* [RECORDS PROVIDED]:
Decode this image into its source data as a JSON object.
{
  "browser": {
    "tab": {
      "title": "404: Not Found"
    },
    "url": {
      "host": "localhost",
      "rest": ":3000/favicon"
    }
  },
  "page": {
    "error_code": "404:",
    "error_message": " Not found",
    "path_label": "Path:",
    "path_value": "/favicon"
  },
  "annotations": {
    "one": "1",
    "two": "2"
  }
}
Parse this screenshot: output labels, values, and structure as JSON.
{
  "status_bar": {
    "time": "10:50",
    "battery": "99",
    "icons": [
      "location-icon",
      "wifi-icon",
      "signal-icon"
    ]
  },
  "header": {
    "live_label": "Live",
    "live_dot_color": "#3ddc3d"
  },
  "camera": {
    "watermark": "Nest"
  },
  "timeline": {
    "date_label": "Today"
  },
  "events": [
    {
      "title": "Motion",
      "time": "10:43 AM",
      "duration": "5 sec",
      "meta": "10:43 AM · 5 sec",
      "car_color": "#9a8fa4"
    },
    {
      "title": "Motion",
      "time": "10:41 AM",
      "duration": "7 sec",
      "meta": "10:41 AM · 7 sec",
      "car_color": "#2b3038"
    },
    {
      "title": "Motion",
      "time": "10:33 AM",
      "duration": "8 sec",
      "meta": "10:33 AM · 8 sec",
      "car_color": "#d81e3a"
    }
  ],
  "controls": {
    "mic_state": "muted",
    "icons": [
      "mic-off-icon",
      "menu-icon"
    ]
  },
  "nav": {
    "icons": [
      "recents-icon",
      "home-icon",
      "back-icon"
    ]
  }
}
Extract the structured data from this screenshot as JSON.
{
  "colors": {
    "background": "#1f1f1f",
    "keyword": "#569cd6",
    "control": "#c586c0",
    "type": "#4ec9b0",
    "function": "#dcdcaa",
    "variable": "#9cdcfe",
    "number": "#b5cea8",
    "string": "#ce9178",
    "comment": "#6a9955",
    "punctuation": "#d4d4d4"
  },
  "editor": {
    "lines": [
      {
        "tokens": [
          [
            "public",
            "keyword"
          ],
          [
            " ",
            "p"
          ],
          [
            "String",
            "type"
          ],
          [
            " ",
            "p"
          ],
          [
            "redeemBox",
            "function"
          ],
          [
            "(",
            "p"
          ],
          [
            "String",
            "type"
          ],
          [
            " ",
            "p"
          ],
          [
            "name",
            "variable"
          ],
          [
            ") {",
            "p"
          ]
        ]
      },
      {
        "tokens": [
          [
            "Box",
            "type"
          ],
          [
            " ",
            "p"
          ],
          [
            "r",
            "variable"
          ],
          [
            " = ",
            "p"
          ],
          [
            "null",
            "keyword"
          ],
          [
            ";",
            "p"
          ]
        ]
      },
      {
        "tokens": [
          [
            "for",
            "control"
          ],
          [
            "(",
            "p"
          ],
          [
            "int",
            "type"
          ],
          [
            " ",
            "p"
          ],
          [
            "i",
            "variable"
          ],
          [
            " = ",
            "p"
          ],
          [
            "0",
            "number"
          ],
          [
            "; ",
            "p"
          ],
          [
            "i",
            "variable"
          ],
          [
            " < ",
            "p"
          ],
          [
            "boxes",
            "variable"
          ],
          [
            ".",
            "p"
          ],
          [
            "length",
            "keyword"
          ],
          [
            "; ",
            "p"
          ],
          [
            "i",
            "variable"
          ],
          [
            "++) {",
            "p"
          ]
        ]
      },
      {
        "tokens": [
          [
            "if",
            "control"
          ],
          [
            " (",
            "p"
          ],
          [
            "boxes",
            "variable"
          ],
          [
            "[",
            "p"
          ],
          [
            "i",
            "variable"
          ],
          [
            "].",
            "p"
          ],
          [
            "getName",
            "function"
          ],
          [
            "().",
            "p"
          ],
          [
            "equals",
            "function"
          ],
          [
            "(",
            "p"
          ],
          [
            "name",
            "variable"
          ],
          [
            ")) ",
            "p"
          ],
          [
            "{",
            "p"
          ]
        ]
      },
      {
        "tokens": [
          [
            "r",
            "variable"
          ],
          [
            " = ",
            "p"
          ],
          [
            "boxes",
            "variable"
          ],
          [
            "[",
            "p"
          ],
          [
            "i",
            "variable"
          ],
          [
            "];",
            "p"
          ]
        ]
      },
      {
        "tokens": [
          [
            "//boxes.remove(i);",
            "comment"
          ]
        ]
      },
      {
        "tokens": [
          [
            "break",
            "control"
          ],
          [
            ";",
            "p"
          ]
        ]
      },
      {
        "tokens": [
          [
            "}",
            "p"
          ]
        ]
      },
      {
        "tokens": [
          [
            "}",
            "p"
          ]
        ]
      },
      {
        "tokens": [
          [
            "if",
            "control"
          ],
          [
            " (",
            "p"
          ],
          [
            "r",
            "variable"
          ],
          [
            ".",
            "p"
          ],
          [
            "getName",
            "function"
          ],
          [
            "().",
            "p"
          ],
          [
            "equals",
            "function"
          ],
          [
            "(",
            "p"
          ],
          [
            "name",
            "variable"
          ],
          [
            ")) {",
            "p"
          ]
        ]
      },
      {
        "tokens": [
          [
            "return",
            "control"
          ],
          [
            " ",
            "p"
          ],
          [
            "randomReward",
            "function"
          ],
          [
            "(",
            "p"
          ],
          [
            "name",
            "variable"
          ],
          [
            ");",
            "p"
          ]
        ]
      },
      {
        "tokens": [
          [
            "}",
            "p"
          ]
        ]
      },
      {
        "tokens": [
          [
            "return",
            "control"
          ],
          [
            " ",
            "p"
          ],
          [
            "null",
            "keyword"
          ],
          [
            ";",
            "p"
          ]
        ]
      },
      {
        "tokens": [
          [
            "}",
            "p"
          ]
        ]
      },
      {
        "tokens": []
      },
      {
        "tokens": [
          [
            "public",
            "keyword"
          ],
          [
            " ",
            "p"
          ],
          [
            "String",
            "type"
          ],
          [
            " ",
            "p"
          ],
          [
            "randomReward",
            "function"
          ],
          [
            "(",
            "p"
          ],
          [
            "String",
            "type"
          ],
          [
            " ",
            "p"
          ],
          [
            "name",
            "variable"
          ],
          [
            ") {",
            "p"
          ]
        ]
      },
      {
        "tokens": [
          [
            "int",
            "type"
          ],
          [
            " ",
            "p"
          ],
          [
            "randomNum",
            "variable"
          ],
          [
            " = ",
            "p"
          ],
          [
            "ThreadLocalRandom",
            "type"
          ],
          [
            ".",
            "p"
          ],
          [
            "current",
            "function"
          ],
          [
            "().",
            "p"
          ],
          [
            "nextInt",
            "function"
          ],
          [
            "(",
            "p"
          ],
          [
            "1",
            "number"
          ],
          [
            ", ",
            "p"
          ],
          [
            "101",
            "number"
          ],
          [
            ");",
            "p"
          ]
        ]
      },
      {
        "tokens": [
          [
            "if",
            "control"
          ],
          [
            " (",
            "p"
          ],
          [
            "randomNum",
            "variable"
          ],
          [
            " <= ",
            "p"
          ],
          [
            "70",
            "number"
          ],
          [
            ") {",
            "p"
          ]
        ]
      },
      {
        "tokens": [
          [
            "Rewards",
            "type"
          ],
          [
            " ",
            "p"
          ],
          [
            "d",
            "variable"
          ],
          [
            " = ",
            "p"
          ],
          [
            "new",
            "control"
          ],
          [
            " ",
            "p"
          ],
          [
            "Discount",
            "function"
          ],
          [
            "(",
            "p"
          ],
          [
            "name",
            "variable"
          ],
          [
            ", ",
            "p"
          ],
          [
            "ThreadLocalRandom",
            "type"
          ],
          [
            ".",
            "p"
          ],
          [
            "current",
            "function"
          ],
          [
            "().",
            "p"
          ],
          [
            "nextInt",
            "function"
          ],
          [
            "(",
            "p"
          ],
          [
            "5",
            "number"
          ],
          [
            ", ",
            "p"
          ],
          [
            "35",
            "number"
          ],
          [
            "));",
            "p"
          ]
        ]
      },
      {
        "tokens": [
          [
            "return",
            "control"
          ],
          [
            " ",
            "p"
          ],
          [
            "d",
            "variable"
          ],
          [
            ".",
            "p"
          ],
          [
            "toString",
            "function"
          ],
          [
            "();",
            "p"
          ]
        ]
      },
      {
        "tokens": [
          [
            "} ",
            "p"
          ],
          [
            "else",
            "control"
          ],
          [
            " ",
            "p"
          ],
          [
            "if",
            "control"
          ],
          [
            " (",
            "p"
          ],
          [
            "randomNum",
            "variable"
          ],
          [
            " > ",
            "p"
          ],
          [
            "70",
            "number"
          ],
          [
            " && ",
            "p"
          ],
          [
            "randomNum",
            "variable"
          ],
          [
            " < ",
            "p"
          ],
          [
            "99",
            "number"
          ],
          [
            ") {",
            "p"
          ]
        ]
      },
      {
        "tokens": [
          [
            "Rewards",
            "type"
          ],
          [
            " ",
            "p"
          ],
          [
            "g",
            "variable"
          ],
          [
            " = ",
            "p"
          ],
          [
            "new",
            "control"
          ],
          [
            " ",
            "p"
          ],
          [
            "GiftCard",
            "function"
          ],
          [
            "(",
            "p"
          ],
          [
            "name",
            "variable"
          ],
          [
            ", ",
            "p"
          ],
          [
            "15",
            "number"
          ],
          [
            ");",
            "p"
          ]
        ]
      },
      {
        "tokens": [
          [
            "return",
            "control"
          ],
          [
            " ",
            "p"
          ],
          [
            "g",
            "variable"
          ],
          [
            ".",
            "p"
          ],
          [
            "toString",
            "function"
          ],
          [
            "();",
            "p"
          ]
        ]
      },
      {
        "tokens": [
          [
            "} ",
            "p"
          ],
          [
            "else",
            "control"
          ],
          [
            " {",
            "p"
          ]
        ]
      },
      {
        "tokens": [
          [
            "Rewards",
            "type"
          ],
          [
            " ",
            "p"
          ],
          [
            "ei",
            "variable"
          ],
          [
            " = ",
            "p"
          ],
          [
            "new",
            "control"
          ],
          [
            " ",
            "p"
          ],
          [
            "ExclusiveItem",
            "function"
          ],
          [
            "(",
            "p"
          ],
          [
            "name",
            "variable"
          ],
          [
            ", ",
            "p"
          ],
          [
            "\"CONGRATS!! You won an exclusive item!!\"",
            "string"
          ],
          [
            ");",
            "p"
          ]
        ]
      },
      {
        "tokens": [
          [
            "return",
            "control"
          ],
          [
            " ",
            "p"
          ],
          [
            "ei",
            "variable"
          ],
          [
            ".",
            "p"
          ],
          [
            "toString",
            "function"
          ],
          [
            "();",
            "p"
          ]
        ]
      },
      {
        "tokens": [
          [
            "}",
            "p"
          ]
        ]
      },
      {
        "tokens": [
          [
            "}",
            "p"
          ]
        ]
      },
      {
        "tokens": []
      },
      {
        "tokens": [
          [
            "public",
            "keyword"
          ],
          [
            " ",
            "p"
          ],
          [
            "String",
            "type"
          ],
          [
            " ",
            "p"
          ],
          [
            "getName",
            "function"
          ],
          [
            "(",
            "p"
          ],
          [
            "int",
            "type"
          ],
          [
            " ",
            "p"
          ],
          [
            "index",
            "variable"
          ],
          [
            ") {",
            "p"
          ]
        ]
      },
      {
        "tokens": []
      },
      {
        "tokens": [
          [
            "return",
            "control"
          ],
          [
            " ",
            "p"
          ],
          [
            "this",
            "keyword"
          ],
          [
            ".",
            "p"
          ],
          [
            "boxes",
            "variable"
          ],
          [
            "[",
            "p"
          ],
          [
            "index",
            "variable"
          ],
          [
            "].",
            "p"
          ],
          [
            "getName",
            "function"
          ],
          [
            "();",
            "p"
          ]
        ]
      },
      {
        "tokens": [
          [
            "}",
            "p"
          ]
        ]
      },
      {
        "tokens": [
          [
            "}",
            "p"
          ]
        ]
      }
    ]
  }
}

* [EXERCISE PROMPT]:
Filter the entries down to the lines containing "meta". Copy each of those lines.

* [ANSWER TO THIS TASK]:
      "meta": "10:43 AM · 5 sec",
      "meta": "10:41 AM · 7 sec",
      "meta": "10:33 AM · 8 sec",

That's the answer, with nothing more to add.